** START MATERIAL SUPPLIED **

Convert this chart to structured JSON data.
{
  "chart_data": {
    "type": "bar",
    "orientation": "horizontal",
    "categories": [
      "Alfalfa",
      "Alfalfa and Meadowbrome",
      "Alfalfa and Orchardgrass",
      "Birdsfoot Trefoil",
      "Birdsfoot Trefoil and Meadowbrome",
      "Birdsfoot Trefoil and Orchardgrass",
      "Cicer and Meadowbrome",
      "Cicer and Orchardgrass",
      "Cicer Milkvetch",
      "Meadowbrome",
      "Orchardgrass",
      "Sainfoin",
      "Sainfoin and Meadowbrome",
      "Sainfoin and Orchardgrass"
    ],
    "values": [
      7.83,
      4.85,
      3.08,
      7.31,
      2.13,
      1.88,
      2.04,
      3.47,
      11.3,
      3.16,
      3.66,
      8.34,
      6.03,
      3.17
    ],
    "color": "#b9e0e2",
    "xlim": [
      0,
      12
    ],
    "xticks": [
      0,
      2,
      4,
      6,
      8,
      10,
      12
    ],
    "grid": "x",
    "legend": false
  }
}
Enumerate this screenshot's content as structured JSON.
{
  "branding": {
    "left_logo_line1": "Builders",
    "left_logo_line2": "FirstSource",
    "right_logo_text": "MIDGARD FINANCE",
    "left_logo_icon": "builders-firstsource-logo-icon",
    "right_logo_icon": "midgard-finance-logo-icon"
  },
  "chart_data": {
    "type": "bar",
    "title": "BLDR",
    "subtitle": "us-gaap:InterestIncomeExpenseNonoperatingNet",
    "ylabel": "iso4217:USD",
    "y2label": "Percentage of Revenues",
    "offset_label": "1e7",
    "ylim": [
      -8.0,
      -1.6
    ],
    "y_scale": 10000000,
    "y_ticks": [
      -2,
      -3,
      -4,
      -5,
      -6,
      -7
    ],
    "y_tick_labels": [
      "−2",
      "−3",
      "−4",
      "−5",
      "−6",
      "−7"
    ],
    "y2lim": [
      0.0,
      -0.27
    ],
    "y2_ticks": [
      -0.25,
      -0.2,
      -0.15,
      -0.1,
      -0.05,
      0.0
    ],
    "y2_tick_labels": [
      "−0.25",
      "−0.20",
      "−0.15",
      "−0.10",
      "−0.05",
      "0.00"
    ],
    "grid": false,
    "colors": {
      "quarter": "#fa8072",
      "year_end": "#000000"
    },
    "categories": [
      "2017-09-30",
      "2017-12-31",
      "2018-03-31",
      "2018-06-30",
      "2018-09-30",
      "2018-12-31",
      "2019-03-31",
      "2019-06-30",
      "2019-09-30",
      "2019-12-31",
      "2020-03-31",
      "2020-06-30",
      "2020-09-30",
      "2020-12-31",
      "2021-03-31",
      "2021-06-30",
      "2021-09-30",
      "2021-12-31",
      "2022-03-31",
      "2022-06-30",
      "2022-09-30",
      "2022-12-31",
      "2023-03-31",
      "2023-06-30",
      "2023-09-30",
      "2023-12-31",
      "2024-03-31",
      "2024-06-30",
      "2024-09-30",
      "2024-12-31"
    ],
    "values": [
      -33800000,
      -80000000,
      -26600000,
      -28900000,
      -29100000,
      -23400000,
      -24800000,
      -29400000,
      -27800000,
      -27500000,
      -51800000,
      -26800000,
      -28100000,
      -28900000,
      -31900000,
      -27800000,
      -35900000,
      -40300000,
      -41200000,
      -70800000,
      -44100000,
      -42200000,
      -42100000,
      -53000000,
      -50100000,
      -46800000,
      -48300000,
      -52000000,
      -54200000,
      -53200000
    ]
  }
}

** END MATERIAL SUPPLIED **

__TASK TO CARRY OUT__
Print the listing above in its entirety, with every line exact.

__FULL ANSWER__
Convert this chart to structured JSON data.
{
  "chart_data": {
    "type": "bar",
    "orientation": "horizontal",
    "categories": [
      "Alfalfa",
      "Alfalfa and Meadowbrome",
      "Alfalfa and Orchardgrass",
      "Birdsfoot Trefoil",
      "Birdsfoot Trefoil and Meadowbrome",
      "Birdsfoot Trefoil and Orchardgrass",
      "Cicer and Meadowbrome",
      "Cicer and Orchardgrass",
      "Cicer Milkvetch",
      "Meadowbrome",
      "Orchardgrass",
      "Sainfoin",
      "Sainfoin and Meadowbrome",
      "Sainfoin and Orchardgrass"
    ],
    "values": [
      7.83,
      4.85,
      3.08,
      7.31,
      2.13,
      1.88,
      2.04,
      3.47,
      11.3,
      3.16,
      3.66,
      8.34,
      6.03,
      3.17
    ],
    "color": "#b9e0e2",
    "xlim": [
      0,
      12
    ],
    "xticks": [
      0,
      2,
      4,
      6,
      8,
      10,
      12
    ],
    "grid": "x",
    "legend": false
  }
}
Enumerate this screenshot's content as structured JSON.
{
  "branding": {
    "left_logo_line1": "Builders",
    "left_logo_line2": "FirstSource",
    "right_logo_text": "MIDGARD FINANCE",
    "left_logo_icon": "builders-firstsource-logo-icon",
    "right_logo_icon": "midgard-finance-logo-icon"
  },
  "chart_data": {
    "type": "bar",
    "title": "BLDR",
    "subtitle": "us-gaap:InterestIncomeExpenseNonoperatingNet",
    "ylabel": "iso4217:USD",
    "y2label": "Percentage of Revenues",
    "offset_label": "1e7",
    "ylim": [
      -8.0,
      -1.6
    ],
    "y_scale": 10000000,
    "y_ticks": [
      -2,
      -3,
      -4,
      -5,
      -6,
      -7
    ],
    "y_tick_labels": [
      "−2",
      "−3",
      "−4",
      "−5",
      "−6",
      "−7"
    ],
    "y2lim": [
      0.0,
      -0.27
    ],
    "y2_ticks": [
      -0.25,
      -0.2,
      -0.15,
      -0.1,
      -0.05,
      0.0
    ],
    "y2_tick_labels": [
      "−0.25",
      "−0.20",
      "−0.15",
      "−0.10",
      "−0.05",
      "0.00"
    ],
    "grid": false,
    "colors": {
      "quarter": "#fa8072",
      "year_end": "#000000"
    },
    "categories": [
      "2017-09-30",
      "2017-12-31",
      "2018-03-31",
      "2018-06-30",
      "2018-09-30",
      "2018-12-31",
      "2019-03-31",
      "2019-06-30",
      "2019-09-30",
      "2019-12-31",
      "2020-03-31",
      "2020-06-30",
      "2020-09-30",
      "2020-12-31",
      "2021-03-31",
      "2021-06-30",
      "2021-09-30",
      "2021-12-31",
      "2022-03-31",
      "2022-06-30",
      "2022-09-30",
      "2022-12-31",
      "2023-03-31",
      "2023-06-30",
      "2023-09-30",
      "2023-12-31",
      "2024-03-31",
      "2024-06-30",
      "2024-09-30",
      "2024-12-31"
    ],
    "values": [
      -33800000,
      -80000000,
      -26600000,
      -28900000,
      -29100000,
      -23400000,
      -24800000,
      -29400000,
      -27800000,
      -27500000,
      -51800000,
      -26800000,
      -28100000,
      -28900000,
      -31900000,
      -27800000,
      -35900000,
      -40300000,
      -41200000,
      -70800000,
      -44100000,
      -42200000,
      -42100000,
      -53000000,
      -50100000,
      -46800000,
      -48300000,
      -52000000,
      -54200000,
      -53200000
    ]
  }
}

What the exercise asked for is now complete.